- _Annotated region listings_:

* * *

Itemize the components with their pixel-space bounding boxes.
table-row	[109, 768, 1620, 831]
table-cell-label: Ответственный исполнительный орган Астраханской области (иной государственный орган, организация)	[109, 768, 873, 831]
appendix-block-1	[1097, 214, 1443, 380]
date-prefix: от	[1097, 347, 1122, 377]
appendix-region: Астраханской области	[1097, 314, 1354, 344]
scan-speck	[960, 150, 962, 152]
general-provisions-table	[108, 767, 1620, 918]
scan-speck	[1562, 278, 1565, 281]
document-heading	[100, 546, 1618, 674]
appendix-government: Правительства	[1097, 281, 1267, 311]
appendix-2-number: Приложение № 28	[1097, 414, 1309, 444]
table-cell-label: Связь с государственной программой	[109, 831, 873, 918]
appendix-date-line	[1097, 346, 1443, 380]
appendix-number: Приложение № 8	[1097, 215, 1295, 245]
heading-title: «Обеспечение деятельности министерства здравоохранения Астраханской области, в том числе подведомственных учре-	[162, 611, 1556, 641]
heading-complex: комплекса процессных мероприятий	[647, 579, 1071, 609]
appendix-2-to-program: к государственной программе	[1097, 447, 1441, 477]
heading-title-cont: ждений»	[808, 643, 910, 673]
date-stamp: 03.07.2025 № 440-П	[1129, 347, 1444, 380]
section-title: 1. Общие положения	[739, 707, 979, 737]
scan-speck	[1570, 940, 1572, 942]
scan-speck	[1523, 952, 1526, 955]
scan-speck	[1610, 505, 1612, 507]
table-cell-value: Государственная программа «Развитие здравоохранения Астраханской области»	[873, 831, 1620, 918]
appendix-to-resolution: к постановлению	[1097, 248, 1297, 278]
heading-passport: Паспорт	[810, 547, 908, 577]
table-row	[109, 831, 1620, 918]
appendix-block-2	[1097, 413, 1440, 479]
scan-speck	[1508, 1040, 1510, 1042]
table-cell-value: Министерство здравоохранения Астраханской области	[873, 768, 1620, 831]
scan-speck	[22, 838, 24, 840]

* * *

- _REQUIREMENTS_: Edit the listing above so that every instance of "scan-speck" reads "scan-dot". Reproduce all other lines and values unchanged.

- _COMPLETE ANSWER_:
Itemize the components with their pixel-space bounding boxes.
table-row	[109, 768, 1620, 831]
table-cell-label: Ответственный исполнительный орган Астраханской области (иной государственный орган, организация)	[109, 768, 873, 831]
appendix-block-1	[1097, 214, 1443, 380]
date-prefix: от	[1097, 347, 1122, 377]
appendix-region: Астраханской области	[1097, 314, 1354, 344]
scan-dot	[960, 150, 962, 152]
general-provisions-table	[108, 767, 1620, 918]
scan-dot	[1562, 278, 1565, 281]
document-heading	[100, 546, 1618, 674]
appendix-government: Правительства	[1097, 281, 1267, 311]
appendix-2-number: Приложение № 28	[1097, 414, 1309, 444]
table-cell-label: Связь с государственной программой	[109, 831, 873, 918]
appendix-date-line	[1097, 346, 1443, 380]
appendix-number: Приложение № 8	[1097, 215, 1295, 245]
heading-title: «Обеспечение деятельности министерства здравоохранения Астраханской области, в том числе подведомственных учре-	[162, 611, 1556, 641]
heading-complex: комплекса процессных мероприятий	[647, 579, 1071, 609]
appendix-2-to-program: к государственной программе	[1097, 447, 1441, 477]
heading-title-cont: ждений»	[808, 643, 910, 673]
date-stamp: 03.07.2025 № 440-П	[1129, 347, 1444, 380]
section-title: 1. Общие положения	[739, 707, 979, 737]
scan-dot	[1570, 940, 1572, 942]
scan-dot	[1523, 952, 1526, 955]
scan-dot	[1610, 505, 1612, 507]
table-cell-value: Государственная программа «Развитие здравоохранения Астраханской области»	[873, 831, 1620, 918]
appendix-to-resolution: к постановлению	[1097, 248, 1297, 278]
heading-passport: Паспорт	[810, 547, 908, 577]
table-row	[109, 831, 1620, 918]
appendix-block-2	[1097, 413, 1440, 479]
scan-dot	[1508, 1040, 1510, 1042]
table-cell-value: Министерство здравоохранения Астраханской области	[873, 768, 1620, 831]
scan-dot	[22, 838, 24, 840]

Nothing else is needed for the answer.